● **WORK TO DO**: State how many lines of the items below contain the string "footer". Reply with the number only.

● **SUPPLIED RECORDS**:

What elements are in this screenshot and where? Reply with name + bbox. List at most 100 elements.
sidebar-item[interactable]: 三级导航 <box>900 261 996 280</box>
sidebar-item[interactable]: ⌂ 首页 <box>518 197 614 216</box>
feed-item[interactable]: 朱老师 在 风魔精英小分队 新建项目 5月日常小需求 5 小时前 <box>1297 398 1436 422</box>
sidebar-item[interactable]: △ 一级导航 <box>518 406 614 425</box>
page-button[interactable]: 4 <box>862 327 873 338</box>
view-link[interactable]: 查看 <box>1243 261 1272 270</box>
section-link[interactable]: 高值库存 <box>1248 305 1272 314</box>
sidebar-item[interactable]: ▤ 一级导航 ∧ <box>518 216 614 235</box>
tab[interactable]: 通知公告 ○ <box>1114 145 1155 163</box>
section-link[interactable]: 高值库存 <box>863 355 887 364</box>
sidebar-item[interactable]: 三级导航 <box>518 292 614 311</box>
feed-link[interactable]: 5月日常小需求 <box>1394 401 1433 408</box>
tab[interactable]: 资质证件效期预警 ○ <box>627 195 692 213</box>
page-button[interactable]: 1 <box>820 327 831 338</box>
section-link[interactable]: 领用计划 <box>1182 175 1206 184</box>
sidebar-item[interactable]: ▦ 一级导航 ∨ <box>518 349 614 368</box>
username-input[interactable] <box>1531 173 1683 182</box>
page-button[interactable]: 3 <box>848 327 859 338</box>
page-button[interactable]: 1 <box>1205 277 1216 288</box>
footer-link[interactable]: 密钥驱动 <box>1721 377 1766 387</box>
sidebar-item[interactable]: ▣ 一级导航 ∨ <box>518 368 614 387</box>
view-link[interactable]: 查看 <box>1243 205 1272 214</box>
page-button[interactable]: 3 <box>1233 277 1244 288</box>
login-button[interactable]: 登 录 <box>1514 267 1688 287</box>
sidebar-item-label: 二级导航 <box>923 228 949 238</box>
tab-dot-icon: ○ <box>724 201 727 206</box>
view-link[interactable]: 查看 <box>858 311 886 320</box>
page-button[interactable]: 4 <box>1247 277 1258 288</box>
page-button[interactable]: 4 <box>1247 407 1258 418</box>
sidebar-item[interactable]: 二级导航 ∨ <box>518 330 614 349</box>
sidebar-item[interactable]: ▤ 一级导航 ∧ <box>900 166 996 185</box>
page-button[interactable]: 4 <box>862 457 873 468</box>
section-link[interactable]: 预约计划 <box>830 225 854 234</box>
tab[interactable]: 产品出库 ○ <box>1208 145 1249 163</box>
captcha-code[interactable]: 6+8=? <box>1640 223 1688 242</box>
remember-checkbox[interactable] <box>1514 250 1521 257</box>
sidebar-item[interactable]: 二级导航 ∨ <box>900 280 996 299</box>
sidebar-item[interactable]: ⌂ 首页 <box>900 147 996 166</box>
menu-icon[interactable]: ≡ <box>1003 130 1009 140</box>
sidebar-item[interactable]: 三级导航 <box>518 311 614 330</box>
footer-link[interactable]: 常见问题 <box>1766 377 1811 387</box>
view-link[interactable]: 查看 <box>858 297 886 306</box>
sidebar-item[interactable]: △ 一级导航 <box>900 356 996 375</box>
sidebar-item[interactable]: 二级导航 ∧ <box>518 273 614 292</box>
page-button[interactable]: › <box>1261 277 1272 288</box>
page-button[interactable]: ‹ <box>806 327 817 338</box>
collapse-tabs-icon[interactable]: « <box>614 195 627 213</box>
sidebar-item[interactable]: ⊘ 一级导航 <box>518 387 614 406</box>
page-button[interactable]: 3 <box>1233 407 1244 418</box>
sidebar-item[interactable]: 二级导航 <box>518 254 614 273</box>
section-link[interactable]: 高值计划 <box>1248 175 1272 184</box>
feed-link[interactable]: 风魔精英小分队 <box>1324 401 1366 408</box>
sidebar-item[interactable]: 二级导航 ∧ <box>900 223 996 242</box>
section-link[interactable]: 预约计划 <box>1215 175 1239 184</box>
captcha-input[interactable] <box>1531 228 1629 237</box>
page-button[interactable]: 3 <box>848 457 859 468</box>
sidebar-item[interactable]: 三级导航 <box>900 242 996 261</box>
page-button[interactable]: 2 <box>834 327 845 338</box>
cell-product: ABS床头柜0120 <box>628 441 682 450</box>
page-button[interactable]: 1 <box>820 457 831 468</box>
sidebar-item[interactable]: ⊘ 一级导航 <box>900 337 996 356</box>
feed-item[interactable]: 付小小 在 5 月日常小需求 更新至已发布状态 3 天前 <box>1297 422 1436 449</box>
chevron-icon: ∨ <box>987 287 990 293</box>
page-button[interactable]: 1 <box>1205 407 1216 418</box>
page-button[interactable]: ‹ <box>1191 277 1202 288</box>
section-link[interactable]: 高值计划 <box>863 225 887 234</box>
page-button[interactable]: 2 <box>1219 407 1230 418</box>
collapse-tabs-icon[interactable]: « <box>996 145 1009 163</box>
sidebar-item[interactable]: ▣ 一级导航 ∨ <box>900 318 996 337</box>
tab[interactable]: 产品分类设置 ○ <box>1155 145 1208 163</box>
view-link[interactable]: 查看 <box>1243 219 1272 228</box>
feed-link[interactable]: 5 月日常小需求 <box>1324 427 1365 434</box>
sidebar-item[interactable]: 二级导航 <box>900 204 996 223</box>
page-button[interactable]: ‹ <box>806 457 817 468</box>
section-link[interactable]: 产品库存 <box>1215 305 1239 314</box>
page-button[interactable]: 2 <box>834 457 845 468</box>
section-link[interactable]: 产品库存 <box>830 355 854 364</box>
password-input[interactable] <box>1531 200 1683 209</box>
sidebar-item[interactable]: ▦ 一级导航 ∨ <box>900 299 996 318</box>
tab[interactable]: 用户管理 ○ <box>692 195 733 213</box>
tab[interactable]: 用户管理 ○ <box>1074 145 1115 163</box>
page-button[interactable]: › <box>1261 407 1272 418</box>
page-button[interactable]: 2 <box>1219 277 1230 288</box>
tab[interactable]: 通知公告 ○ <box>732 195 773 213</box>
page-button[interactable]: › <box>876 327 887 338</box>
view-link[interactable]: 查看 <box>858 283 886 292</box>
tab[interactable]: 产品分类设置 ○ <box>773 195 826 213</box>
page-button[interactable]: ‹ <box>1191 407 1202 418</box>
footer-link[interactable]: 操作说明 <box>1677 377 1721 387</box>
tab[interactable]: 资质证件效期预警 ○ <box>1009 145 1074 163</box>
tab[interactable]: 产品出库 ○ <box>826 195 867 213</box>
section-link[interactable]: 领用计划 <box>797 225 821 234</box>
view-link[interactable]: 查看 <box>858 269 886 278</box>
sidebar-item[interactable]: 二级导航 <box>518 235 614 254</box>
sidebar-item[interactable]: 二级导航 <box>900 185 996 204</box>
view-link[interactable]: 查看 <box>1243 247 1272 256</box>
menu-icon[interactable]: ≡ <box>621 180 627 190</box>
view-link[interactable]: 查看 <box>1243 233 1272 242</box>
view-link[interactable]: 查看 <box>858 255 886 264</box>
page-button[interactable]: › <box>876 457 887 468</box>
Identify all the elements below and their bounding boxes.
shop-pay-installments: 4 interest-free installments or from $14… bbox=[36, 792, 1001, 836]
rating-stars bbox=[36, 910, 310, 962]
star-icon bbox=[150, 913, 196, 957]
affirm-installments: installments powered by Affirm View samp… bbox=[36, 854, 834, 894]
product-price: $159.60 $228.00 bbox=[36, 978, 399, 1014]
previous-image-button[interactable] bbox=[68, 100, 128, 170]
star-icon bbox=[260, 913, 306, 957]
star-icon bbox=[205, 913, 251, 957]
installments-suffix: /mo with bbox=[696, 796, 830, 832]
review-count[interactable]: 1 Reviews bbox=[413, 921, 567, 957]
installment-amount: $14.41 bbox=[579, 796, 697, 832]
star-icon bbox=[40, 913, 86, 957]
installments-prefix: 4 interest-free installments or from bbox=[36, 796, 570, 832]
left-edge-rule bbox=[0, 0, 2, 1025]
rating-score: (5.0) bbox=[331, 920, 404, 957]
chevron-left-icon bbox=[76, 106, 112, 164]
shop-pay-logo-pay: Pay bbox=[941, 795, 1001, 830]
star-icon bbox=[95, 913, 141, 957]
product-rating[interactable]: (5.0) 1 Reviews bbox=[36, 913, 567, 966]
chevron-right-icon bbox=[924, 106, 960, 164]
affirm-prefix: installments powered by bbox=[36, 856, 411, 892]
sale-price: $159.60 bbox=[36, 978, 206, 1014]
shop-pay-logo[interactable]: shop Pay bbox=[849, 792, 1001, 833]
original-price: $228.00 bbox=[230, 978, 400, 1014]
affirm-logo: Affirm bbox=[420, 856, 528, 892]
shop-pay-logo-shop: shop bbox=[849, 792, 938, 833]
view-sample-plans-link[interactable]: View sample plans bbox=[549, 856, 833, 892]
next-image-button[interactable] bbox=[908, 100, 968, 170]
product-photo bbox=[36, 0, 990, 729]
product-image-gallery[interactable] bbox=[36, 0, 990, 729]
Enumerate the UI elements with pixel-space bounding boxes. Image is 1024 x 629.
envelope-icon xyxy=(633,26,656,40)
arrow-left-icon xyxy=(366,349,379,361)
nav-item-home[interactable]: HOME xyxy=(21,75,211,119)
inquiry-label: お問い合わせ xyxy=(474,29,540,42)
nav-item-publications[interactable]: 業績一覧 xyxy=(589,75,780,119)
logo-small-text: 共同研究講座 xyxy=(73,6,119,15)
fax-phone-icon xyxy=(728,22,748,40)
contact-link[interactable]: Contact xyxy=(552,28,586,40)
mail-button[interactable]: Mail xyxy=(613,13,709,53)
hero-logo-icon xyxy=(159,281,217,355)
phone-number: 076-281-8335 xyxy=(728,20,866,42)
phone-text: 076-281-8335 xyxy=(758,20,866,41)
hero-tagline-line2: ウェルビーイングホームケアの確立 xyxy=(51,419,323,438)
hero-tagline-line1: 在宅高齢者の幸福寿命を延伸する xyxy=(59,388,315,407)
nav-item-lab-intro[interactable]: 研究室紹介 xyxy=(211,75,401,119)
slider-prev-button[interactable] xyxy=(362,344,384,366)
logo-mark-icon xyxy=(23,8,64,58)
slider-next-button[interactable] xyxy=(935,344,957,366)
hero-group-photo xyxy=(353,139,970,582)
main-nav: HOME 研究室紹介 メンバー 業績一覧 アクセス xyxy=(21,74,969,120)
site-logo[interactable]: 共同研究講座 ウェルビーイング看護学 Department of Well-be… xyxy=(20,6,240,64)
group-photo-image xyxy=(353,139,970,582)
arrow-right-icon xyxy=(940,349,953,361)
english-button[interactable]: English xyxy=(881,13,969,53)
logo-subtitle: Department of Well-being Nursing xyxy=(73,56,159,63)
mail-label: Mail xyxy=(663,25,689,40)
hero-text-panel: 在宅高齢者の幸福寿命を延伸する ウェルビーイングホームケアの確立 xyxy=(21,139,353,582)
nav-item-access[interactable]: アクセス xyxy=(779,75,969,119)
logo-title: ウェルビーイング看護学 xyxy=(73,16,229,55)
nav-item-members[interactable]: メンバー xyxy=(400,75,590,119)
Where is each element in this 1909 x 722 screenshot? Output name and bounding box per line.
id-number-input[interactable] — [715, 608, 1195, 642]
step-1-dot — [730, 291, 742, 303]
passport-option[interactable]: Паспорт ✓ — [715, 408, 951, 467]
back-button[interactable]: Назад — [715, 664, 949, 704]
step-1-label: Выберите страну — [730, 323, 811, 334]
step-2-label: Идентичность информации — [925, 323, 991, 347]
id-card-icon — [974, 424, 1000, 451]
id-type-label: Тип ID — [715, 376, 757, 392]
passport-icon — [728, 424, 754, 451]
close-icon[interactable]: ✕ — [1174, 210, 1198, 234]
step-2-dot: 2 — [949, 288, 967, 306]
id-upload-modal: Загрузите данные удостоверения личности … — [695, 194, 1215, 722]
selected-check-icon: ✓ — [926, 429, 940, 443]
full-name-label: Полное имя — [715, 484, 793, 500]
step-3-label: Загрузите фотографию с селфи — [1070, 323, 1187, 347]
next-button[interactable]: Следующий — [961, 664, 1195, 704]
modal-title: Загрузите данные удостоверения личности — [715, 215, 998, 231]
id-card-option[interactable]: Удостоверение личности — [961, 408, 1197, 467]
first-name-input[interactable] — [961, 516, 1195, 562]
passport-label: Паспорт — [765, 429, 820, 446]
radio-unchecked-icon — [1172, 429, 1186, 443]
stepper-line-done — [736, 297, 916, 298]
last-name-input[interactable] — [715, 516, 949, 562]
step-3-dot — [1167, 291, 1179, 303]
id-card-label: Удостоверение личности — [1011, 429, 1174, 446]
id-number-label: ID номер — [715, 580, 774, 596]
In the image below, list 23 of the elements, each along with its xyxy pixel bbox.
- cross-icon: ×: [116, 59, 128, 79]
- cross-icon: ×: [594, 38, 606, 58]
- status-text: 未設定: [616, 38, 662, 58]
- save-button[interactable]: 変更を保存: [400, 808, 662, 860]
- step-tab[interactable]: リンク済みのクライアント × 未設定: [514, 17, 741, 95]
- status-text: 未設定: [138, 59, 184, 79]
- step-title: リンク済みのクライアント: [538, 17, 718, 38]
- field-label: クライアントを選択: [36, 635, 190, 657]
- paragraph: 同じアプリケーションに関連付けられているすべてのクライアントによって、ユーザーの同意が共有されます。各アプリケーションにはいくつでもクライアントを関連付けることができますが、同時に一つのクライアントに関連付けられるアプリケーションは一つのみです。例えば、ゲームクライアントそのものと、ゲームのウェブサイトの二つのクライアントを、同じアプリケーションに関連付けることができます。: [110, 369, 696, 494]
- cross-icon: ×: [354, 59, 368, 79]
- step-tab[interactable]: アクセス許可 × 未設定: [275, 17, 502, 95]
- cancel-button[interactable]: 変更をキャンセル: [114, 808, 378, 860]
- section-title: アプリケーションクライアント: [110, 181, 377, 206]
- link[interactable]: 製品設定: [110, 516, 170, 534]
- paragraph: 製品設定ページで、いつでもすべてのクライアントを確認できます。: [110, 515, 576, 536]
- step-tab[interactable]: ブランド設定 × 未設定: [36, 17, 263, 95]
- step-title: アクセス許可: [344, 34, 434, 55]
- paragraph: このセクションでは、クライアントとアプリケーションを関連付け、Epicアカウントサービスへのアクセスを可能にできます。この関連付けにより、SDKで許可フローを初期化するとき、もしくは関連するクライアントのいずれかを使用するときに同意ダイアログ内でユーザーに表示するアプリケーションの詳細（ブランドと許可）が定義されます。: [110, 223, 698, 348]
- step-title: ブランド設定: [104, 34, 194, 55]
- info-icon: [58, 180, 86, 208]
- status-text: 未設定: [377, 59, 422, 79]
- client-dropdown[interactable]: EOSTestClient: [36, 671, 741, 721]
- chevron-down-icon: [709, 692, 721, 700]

● **RESPONSE**: 3